"""

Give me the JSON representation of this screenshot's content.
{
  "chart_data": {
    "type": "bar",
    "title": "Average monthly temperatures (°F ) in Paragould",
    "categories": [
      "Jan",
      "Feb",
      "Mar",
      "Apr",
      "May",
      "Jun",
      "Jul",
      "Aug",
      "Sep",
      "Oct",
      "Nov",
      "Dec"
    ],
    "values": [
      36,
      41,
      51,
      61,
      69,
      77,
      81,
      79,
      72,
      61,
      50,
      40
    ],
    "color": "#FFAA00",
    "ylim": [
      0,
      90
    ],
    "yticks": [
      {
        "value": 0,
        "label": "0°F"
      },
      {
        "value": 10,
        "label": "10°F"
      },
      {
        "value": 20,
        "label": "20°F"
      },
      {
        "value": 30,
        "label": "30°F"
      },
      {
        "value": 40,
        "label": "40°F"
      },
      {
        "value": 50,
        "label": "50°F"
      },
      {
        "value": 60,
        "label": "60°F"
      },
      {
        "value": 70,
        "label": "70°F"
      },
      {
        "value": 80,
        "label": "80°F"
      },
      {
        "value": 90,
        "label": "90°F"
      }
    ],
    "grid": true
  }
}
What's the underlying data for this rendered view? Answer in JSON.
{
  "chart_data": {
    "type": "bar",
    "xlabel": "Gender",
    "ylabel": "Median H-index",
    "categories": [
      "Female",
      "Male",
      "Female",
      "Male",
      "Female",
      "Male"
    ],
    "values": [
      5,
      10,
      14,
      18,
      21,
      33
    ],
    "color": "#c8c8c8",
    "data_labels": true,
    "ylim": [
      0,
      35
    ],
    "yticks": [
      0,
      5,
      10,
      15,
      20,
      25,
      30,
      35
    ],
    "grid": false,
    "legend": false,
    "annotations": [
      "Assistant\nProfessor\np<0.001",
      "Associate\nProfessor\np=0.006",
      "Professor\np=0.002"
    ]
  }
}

"""
"""

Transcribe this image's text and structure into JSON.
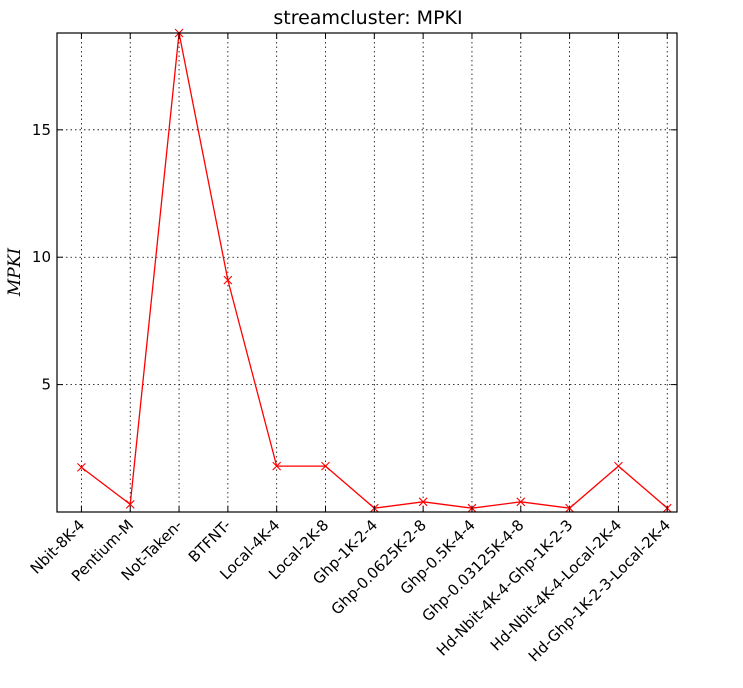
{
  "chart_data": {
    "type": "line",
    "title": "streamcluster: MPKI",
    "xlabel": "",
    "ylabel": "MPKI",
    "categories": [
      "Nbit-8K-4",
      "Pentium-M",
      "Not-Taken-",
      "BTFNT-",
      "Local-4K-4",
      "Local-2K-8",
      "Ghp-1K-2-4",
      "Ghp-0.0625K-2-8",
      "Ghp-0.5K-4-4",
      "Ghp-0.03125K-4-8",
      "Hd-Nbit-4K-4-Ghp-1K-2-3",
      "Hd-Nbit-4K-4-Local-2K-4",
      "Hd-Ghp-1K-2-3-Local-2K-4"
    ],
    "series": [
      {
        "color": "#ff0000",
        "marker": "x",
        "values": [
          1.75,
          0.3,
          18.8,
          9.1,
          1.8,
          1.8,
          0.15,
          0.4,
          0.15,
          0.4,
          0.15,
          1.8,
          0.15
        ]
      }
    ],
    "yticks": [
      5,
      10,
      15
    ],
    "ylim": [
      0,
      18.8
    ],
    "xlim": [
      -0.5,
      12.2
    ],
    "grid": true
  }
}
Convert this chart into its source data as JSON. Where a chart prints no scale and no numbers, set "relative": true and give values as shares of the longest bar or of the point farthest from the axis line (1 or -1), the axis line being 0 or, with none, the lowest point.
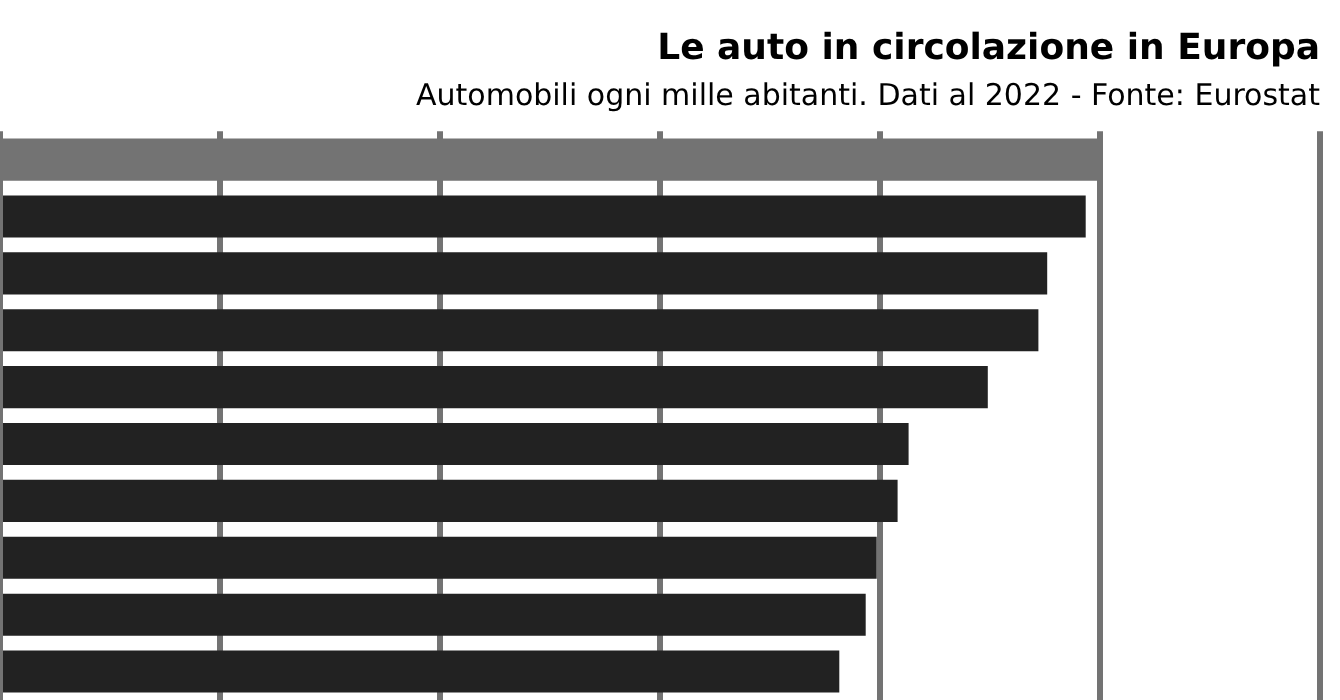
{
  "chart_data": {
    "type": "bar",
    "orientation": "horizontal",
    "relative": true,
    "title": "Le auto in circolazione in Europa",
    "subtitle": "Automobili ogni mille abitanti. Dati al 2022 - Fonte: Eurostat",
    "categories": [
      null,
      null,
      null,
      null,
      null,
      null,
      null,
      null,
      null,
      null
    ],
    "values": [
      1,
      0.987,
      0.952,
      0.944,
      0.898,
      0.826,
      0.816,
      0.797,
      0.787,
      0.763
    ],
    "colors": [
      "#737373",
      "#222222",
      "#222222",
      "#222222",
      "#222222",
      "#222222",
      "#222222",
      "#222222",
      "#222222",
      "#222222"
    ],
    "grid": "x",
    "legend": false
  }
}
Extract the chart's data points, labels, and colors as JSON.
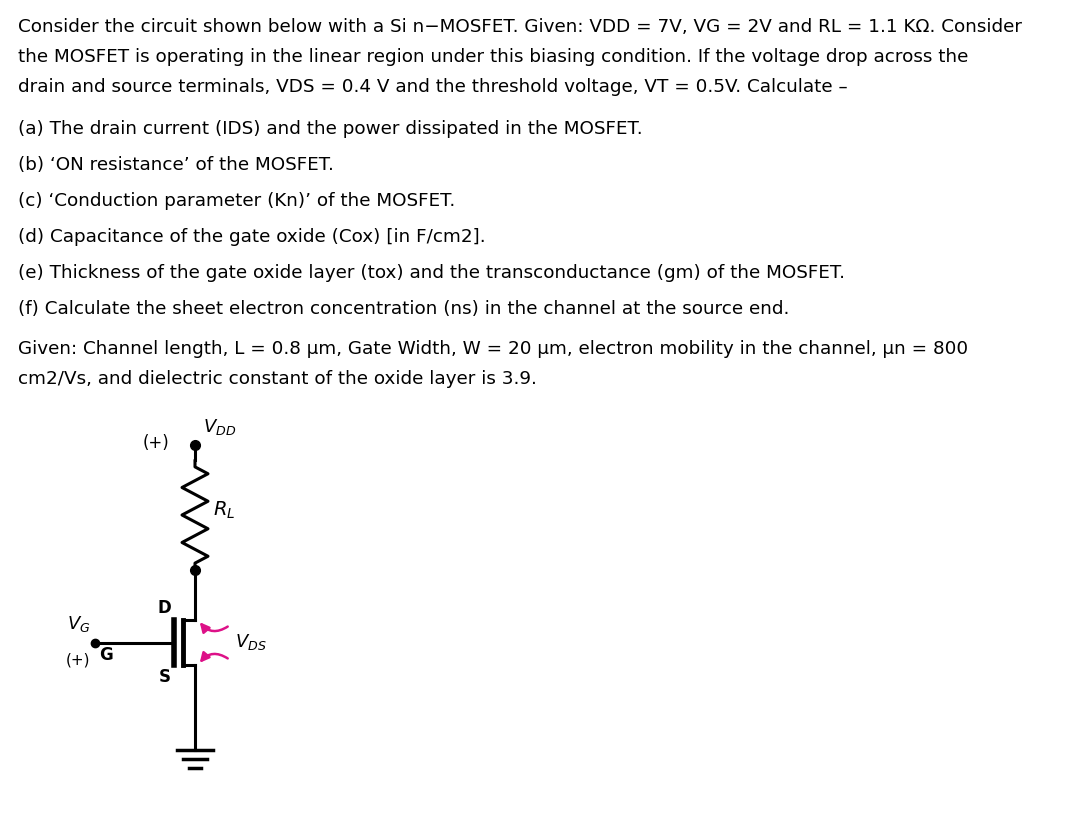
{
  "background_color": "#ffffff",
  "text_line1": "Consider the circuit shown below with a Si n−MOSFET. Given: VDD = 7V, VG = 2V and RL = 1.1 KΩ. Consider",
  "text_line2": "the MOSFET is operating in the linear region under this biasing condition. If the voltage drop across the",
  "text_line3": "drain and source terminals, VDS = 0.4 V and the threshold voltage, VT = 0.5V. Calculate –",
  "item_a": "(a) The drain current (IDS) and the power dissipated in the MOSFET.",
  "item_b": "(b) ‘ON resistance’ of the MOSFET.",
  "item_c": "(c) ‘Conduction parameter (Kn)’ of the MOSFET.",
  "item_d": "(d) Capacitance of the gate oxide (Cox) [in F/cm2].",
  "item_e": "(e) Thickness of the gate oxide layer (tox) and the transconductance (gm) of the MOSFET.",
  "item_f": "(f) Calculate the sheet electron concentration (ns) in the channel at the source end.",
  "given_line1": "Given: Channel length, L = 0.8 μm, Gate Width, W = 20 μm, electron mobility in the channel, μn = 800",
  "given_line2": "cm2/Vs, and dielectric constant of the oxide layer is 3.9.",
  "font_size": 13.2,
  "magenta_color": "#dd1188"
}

"""
"""

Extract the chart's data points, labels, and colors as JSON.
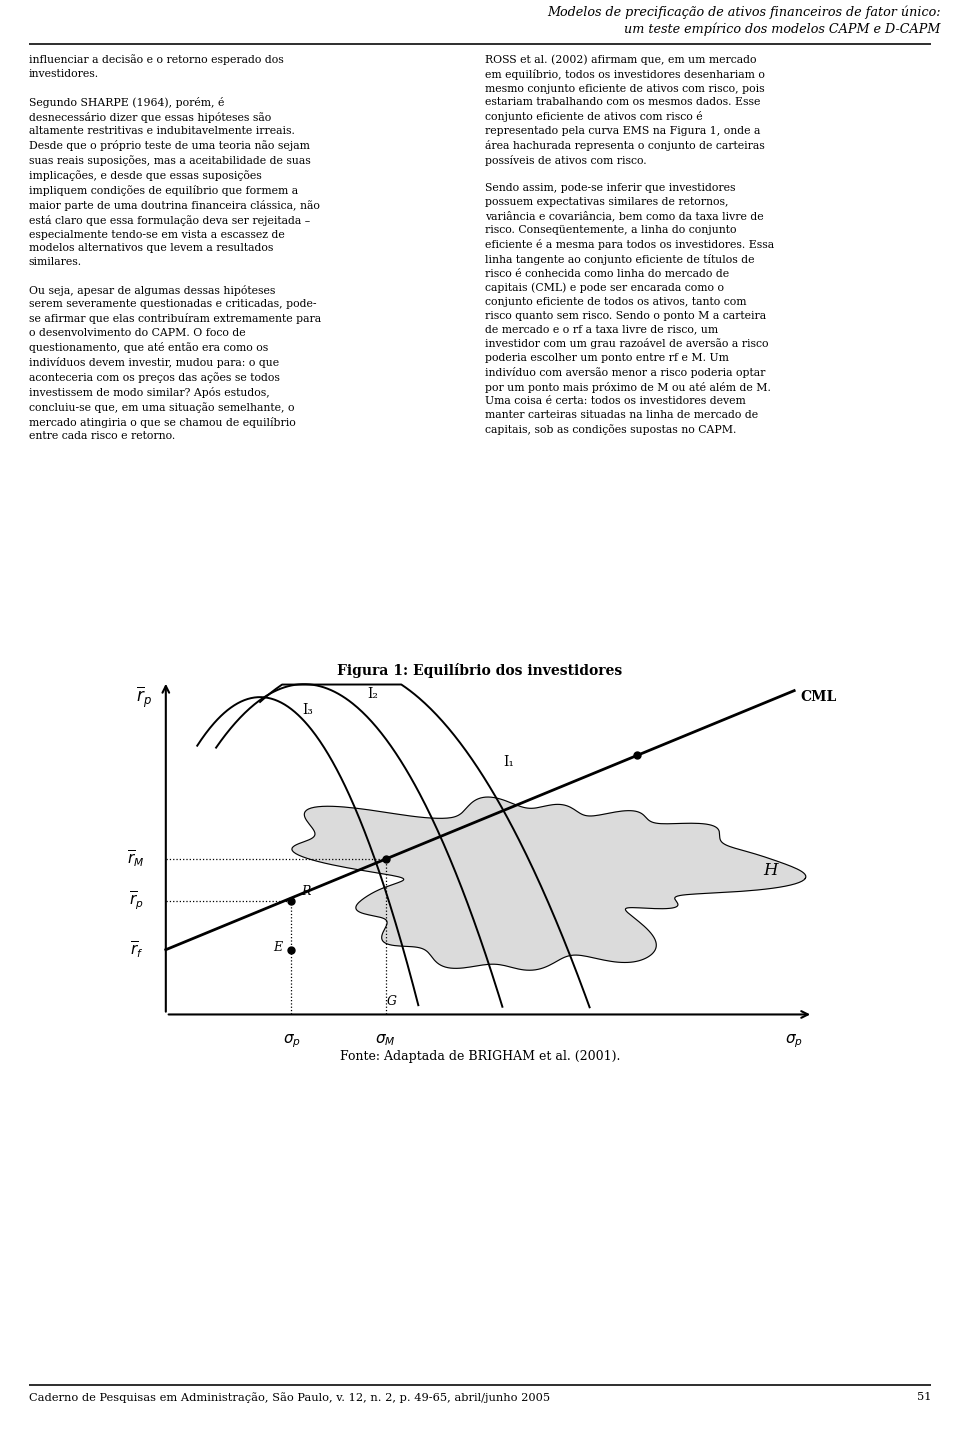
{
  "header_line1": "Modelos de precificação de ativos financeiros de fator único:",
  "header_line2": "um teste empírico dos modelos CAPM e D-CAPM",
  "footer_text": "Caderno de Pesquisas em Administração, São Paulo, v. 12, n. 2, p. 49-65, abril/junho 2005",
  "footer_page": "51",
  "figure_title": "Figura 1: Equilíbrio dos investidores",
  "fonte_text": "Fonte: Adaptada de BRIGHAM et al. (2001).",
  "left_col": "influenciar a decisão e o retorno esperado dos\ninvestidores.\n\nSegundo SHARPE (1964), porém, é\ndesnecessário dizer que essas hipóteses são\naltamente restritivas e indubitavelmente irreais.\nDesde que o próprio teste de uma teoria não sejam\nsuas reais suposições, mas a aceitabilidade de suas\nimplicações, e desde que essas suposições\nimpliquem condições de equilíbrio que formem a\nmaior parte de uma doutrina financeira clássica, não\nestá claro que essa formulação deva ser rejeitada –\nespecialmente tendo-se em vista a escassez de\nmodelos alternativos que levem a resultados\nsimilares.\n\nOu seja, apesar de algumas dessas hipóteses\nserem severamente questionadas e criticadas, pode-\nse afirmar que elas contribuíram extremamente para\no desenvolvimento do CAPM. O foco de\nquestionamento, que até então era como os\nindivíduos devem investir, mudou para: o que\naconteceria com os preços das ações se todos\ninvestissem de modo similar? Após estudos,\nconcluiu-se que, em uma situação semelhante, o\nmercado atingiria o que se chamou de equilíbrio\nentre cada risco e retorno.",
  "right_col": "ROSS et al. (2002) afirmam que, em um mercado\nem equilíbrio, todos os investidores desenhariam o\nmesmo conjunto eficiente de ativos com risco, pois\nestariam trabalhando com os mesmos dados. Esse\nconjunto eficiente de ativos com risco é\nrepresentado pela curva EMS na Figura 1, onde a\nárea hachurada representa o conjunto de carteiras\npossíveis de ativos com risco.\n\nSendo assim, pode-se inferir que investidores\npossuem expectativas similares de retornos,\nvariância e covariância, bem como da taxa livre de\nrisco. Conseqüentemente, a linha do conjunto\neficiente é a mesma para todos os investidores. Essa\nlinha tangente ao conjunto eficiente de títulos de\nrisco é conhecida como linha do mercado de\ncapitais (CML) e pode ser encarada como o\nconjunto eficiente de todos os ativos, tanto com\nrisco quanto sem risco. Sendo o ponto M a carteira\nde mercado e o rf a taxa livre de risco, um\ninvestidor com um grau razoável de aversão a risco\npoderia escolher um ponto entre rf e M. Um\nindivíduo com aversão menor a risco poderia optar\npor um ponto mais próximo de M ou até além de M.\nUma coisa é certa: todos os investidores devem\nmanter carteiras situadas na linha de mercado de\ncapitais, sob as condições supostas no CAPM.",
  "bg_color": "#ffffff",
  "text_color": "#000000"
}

"""

» Exercise
Return a copy of every line that includes the word "nProfessor".

» Complete response
      "Assistant\nProfessor\np<0.001",
      "Associate\nProfessor\np=0.006",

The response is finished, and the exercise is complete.